Your task: Return the material exactly as supplied, apart from the pictures, which are omitted.

Lines of data:

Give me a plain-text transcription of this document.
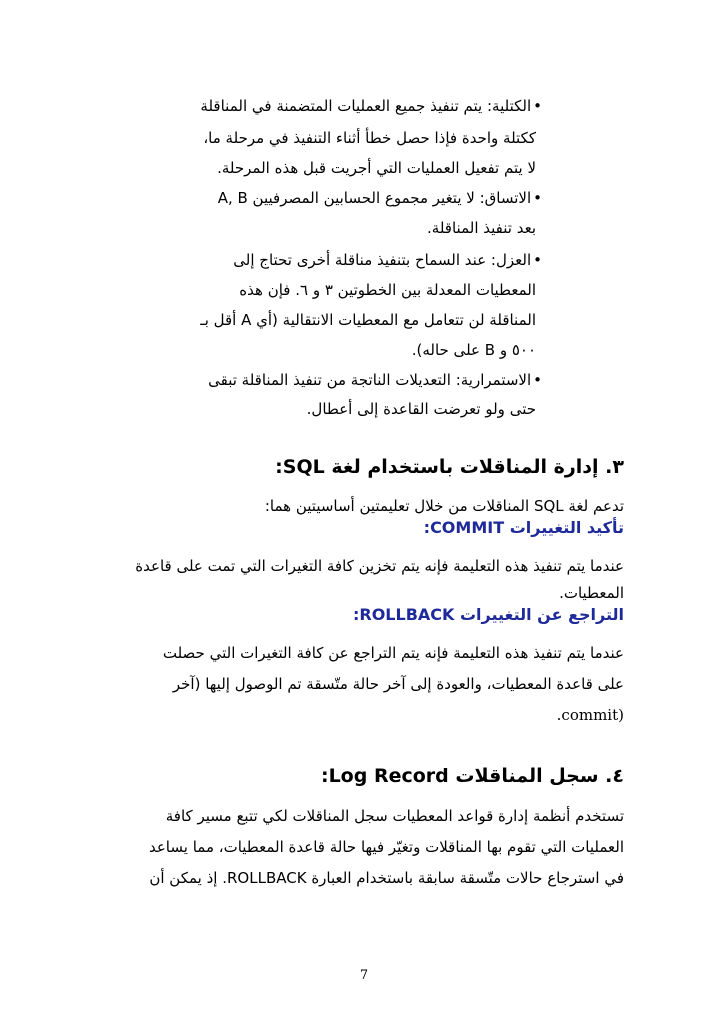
• الكتلية: يتم تنفيذ جميع العمليات المتضمنة في المناقلة
ككتلة واحدة فإذا حصل خطأ أثناء التنفيذ في مرحلة ما،
لا يتم تفعيل العمليات التي أجريت قبل هذه المرحلة.
• الاتساق: لا يتغير مجموع الحسابين المصرفيين A, B
بعد تنفيذ المناقلة.
• العزل: عند السماح بتنفيذ مناقلة أخرى تحتاج إلى
المعطيات المعدلة بين الخطوتين ٣ و ٦. فإن هذه
المناقلة لن تتعامل مع المعطيات الانتقالية (أي A أقل بـ
٥٠٠ و B على حاله).
• الاستمرارية: التعديلات الناتجة من تنفيذ المناقلة تبقى
حتى ولو تعرضت القاعدة إلى أعطال.
٣. إدارة المناقلات باستخدام لغة SQL:
تدعم لغة SQL المناقلات من خلال تعليمتين أساسيتين هما:
تأكيد التغييرات COMMIT:
عندما يتم تنفيذ هذه التعليمة فإنه يتم تخزين كافة التغيرات التي تمت على قاعدة
المعطيات.
التراجع عن التغييرات ROLLBACK:
عندما يتم تنفيذ هذه التعليمة فإنه يتم التراجع عن كافة التغيرات التي حصلت
على قاعدة المعطيات، والعودة إلى آخر حالة متّسقة تم الوصول إليها (آخر
(commit.
٤. سجل المناقلات Log Record:
تستخدم أنظمة إدارة قواعد المعطيات سجل المناقلات لكي تتبع مسير كافة
العمليات التي تقوم بها المناقلات وتغيّر فيها حالة قاعدة المعطيات، مما يساعد
في استرجاع حالات متّسقة سابقة باستخدام العبارة ROLLBACK. إذ يمكن أن
7
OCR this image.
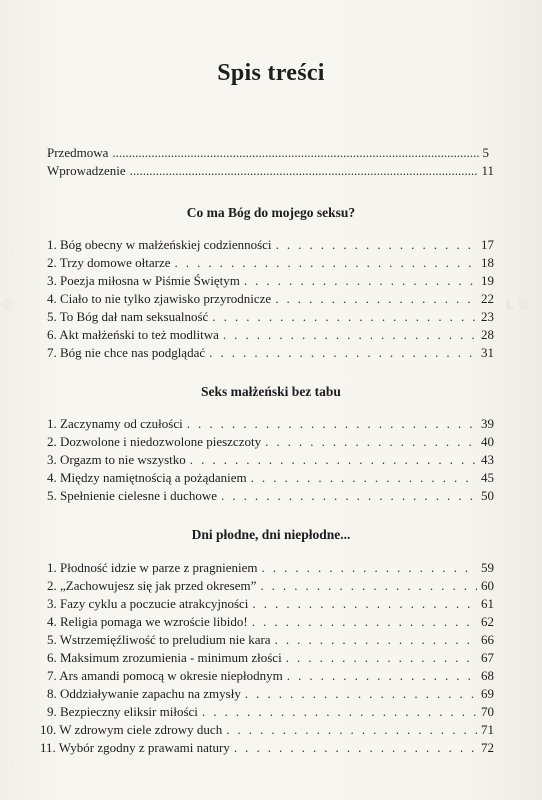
Spis treści
Przedmowa .....	5
Wprowadzenie .....	11
Co ma Bóg do mojego seksu?
1. Bóg obecny w małżeńskiej codzienności . . .	17
2. Trzy domowe ołtarze . . .	18
3. Poezja miłosna w Piśmie Świętym . . .	19
4. Ciało to nie tylko zjawisko przyrodnicze . . .	22
5. To Bóg dał nam seksualność . . .	23
6. Akt małżeński to też modlitwa . . .	28
7. Bóg nie chce nas podglądać . . .	31
Seks małżeński bez tabu
1. Zaczynamy od czułości . . .	39
2. Dozwolone i niedozwolone pieszczoty . . .	40
3. Orgazm to nie wszystko . . .	43
4. Między namiętnością a pożądaniem . . .	45
5. Spełnienie cielesne i duchowe . . .	50
Dni płodne, dni niepłodne...
1. Płodność idzie w parze z pragnieniem . . .	59
2. „Zachowujesz się jak przed okresem” . . .	60
3. Fazy cyklu a poczucie atrakcyjności . . .	61
4. Religia pomaga we wzroście libido! . . .	62
5. Wstrzemięźliwość to preludium nie kara . . .	66
6. Maksimum zrozumienia - minimum złości . . .	67
7. Ars amandi pomocą w okresie niepłodnym . . .	68
8. Oddziaływanie zapachu na zmysły . . .	69
9. Bezpieczny eliksir miłości . . .	70
10. W zdrowym ciele zdrowy duch . . .	71
11. Wybór zgodny z prawami natury . . .	72
©	L ©
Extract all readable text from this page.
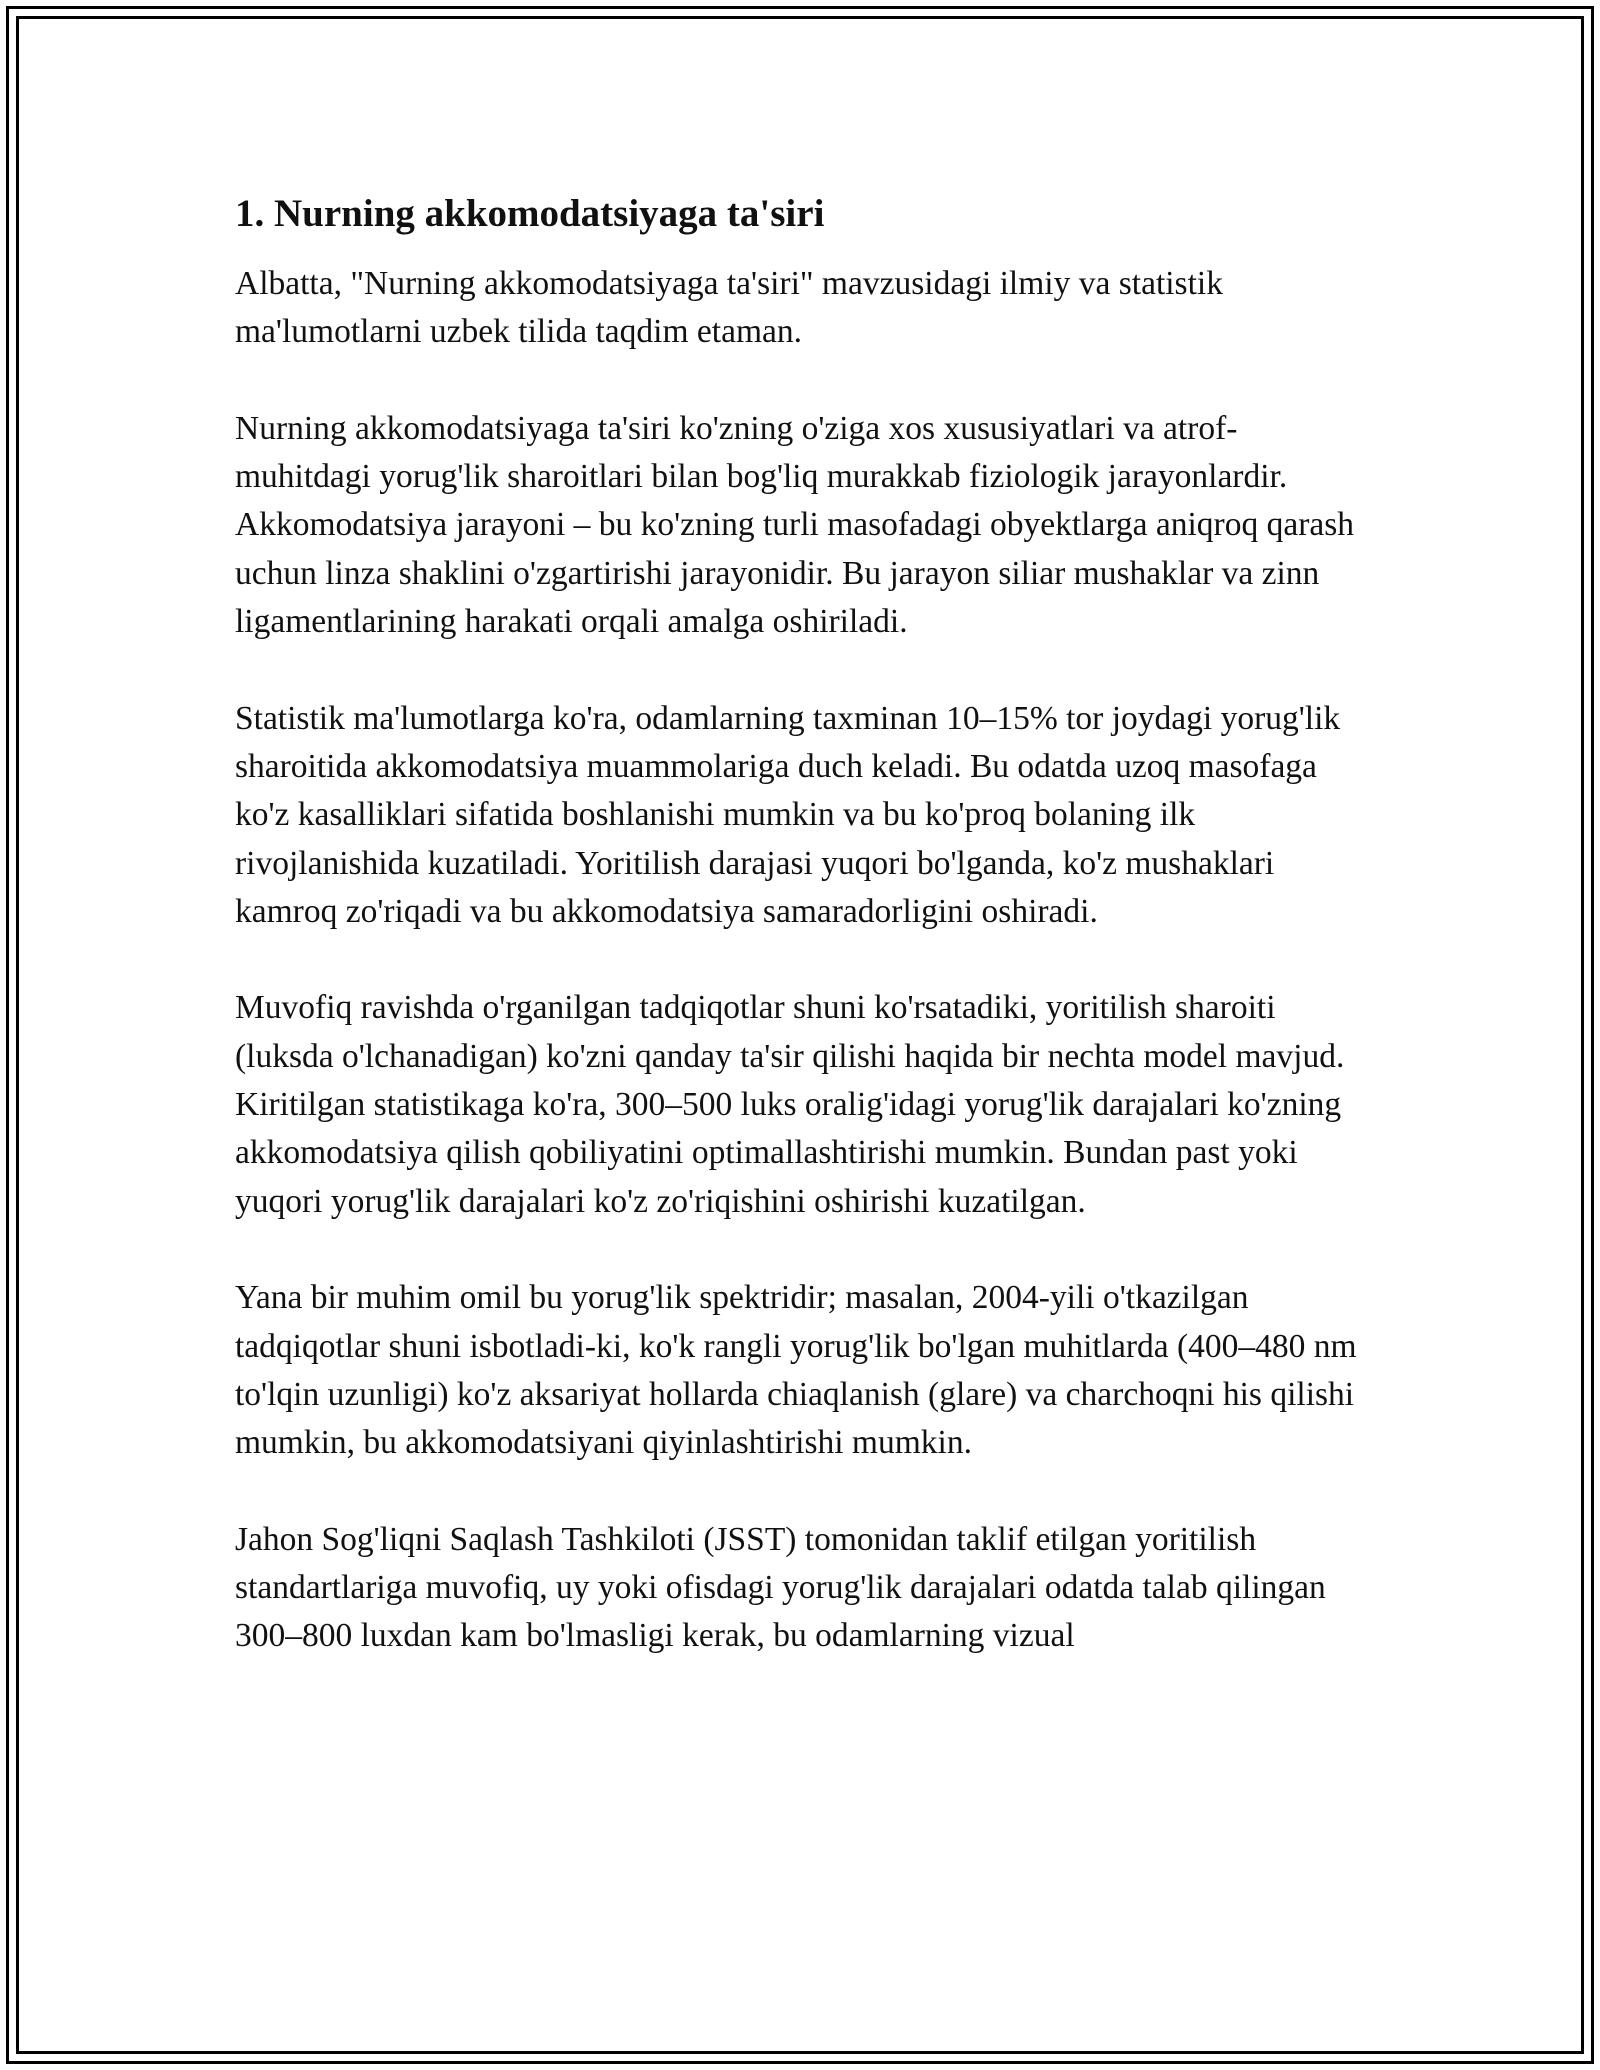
1. Nurning akkomodatsiyaga ta'siri

Albatta, "Nurning akkomodatsiyaga ta'siri" mavzusidagi ilmiy va statistik ma'lumotlarni uzbek tilida taqdim etaman.

Nurning akkomodatsiyaga ta'siri ko'zning o'ziga xos xususiyatlari va atrof-muhitdagi yorug'lik sharoitlari bilan bog'liq murakkab fiziologik jarayonlardir. Akkomodatsiya jarayoni – bu ko'zning turli masofadagi obyektlarga aniqroq qarash uchun linza shaklini o'zgartirishi jarayonidir. Bu jarayon siliar mushaklar va zinn ligamentlarining harakati orqali amalga oshiriladi.

Statistik ma'lumotlarga ko'ra, odamlarning taxminan 10–15% tor joydagi yorug'lik sharoitida akkomodatsiya muammolariga duch keladi. Bu odatda uzoq masofaga ko'z kasalliklari sifatida boshlanishi mumkin va bu ko'proq bolaning ilk rivojlanishida kuzatiladi. Yoritilish darajasi yuqori bo'lganda, ko'z mushaklari kamroq zo'riqadi va bu akkomodatsiya samaradorligini oshiradi.

Muvofiq ravishda o'rganilgan tadqiqotlar shuni ko'rsatadiki, yoritilish sharoiti (luksda o'lchanadigan) ko'zni qanday ta'sir qilishi haqida bir nechta model mavjud. Kiritilgan statistikaga ko'ra, 300–500 luks oralig'idagi yorug'lik darajalari ko'zning akkomodatsiya qilish qobiliyatini optimallashtirishi mumkin. Bundan past yoki yuqori yorug'lik darajalari ko'z zo'riqishini oshirishi kuzatilgan.

Yana bir muhim omil bu yorug'lik spektridir; masalan, 2004-yili o'tkazilgan tadqiqotlar shuni isbotladi-ki, ko'k rangli yorug'lik bo'lgan muhitlarda (400–480 nm to'lqin uzunligi) ko'z aksariyat hollarda chiaqlanish (glare) va charchoqni his qilishi mumkin, bu akkomodatsiyani qiyinlashtirishi mumkin.

Jahon Sog'liqni Saqlash Tashkiloti (JSST) tomonidan taklif etilgan yoritilish standartlariga muvofiq, uy yoki ofisdagi yorug'lik darajalari odatda talab qilingan 300–800 luxdan kam bo'lmasligi kerak, bu odamlarning vizual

Written response:
Give me a plain-text transcription of this document.
• الكتلية: يتم تنفيذ جميع العمليات المتضمنة في المناقلة
ككتلة واحدة فإذا حصل خطأ أثناء التنفيذ في مرحلة ما،
لا يتم تفعيل العمليات التي أجريت قبل هذه المرحلة.
• الاتساق: لا يتغير مجموع الحسابين المصرفيين A, B
بعد تنفيذ المناقلة.
• العزل: عند السماح بتنفيذ مناقلة أخرى تحتاج إلى
المعطيات المعدلة بين الخطوتين ٣ و ٦. فإن هذه
المناقلة لن تتعامل مع المعطيات الانتقالية (أي A أقل بـ
٥٠٠ و B على حاله).
• الاستمرارية: التعديلات الناتجة من تنفيذ المناقلة تبقى
حتى ولو تعرضت القاعدة إلى أعطال.
٣. إدارة المناقلات باستخدام لغة SQL:
تدعم لغة SQL المناقلات من خلال تعليمتين أساسيتين هما:
تأكيد التغييرات COMMIT:
عندما يتم تنفيذ هذه التعليمة فإنه يتم تخزين كافة التغيرات التي تمت على قاعدة
المعطيات.
التراجع عن التغييرات ROLLBACK:
عندما يتم تنفيذ هذه التعليمة فإنه يتم التراجع عن كافة التغيرات التي حصلت
على قاعدة المعطيات، والعودة إلى آخر حالة متّسقة تم الوصول إليها (آخر
(commit.
٤. سجل المناقلات Log Record:
تستخدم أنظمة إدارة قواعد المعطيات سجل المناقلات لكي تتبع مسير كافة
العمليات التي تقوم بها المناقلات وتغيّر فيها حالة قاعدة المعطيات، مما يساعد
في استرجاع حالات متّسقة سابقة باستخدام العبارة ROLLBACK. إذ يمكن أن
7
OCR this image.
Spis treści
Przedmowa .....	5
Wprowadzenie .....	11
Co ma Bóg do mojego seksu?
1. Bóg obecny w małżeńskiej codzienności . . .	17
2. Trzy domowe ołtarze . . .	18
3. Poezja miłosna w Piśmie Świętym . . .	19
4. Ciało to nie tylko zjawisko przyrodnicze . . .	22
5. To Bóg dał nam seksualność . . .	23
6. Akt małżeński to też modlitwa . . .	28
7. Bóg nie chce nas podglądać . . .	31
Seks małżeński bez tabu
1. Zaczynamy od czułości . . .	39
2. Dozwolone i niedozwolone pieszczoty . . .	40
3. Orgazm to nie wszystko . . .	43
4. Między namiętnością a pożądaniem . . .	45
5. Spełnienie cielesne i duchowe . . .	50
Dni płodne, dni niepłodne...
1. Płodność idzie w parze z pragnieniem . . .	59
2. „Zachowujesz się jak przed okresem” . . .	60
3. Fazy cyklu a poczucie atrakcyjności . . .	61
4. Religia pomaga we wzroście libido! . . .	62
5. Wstrzemięźliwość to preludium nie kara . . .	66
6. Maksimum zrozumienia - minimum złości . . .	67
7. Ars amandi pomocą w okresie niepłodnym . . .	68
8. Oddziaływanie zapachu na zmysły . . .	69
9. Bezpieczny eliksir miłości . . .	70
10. W zdrowym ciele zdrowy duch . . .	71
11. Wybór zgodny z prawami natury . . .	72
©	L ©
Extract all readable text from this page.
1. Nurning akkomodatsiyaga ta'siri

Albatta, "Nurning akkomodatsiyaga ta'siri" mavzusidagi ilmiy va statistik ma'lumotlarni uzbek tilida taqdim etaman.

Nurning akkomodatsiyaga ta'siri ko'zning o'ziga xos xususiyatlari va atrof-muhitdagi yorug'lik sharoitlari bilan bog'liq murakkab fiziologik jarayonlardir. Akkomodatsiya jarayoni – bu ko'zning turli masofadagi obyektlarga aniqroq qarash uchun linza shaklini o'zgartirishi jarayonidir. Bu jarayon siliar mushaklar va zinn ligamentlarining harakati orqali amalga oshiriladi.

Statistik ma'lumotlarga ko'ra, odamlarning taxminan 10–15% tor joydagi yorug'lik sharoitida akkomodatsiya muammolariga duch keladi. Bu odatda uzoq masofaga ko'z kasalliklari sifatida boshlanishi mumkin va bu ko'proq bolaning ilk rivojlanishida kuzatiladi. Yoritilish darajasi yuqori bo'lganda, ko'z mushaklari kamroq zo'riqadi va bu akkomodatsiya samaradorligini oshiradi.

Muvofiq ravishda o'rganilgan tadqiqotlar shuni ko'rsatadiki, yoritilish sharoiti (luksda o'lchanadigan) ko'zni qanday ta'sir qilishi haqida bir nechta model mavjud. Kiritilgan statistikaga ko'ra, 300–500 luks oralig'idagi yorug'lik darajalari ko'zning akkomodatsiya qilish qobiliyatini optimallashtirishi mumkin. Bundan past yoki yuqori yorug'lik darajalari ko'z zo'riqishini oshirishi kuzatilgan.

Yana bir muhim omil bu yorug'lik spektridir; masalan, 2004-yili o'tkazilgan tadqiqotlar shuni isbotladi-ki, ko'k rangli yorug'lik bo'lgan muhitlarda (400–480 nm to'lqin uzunligi) ko'z aksariyat hollarda chiaqlanish (glare) va charchoqni his qilishi mumkin, bu akkomodatsiyani qiyinlashtirishi mumkin.

Jahon Sog'liqni Saqlash Tashkiloti (JSST) tomonidan taklif etilgan yoritilish standartlariga muvofiq, uy yoki ofisdagi yorug'lik darajalari odatda talab qilingan 300–800 luxdan kam bo'lmasligi kerak, bu odamlarning vizual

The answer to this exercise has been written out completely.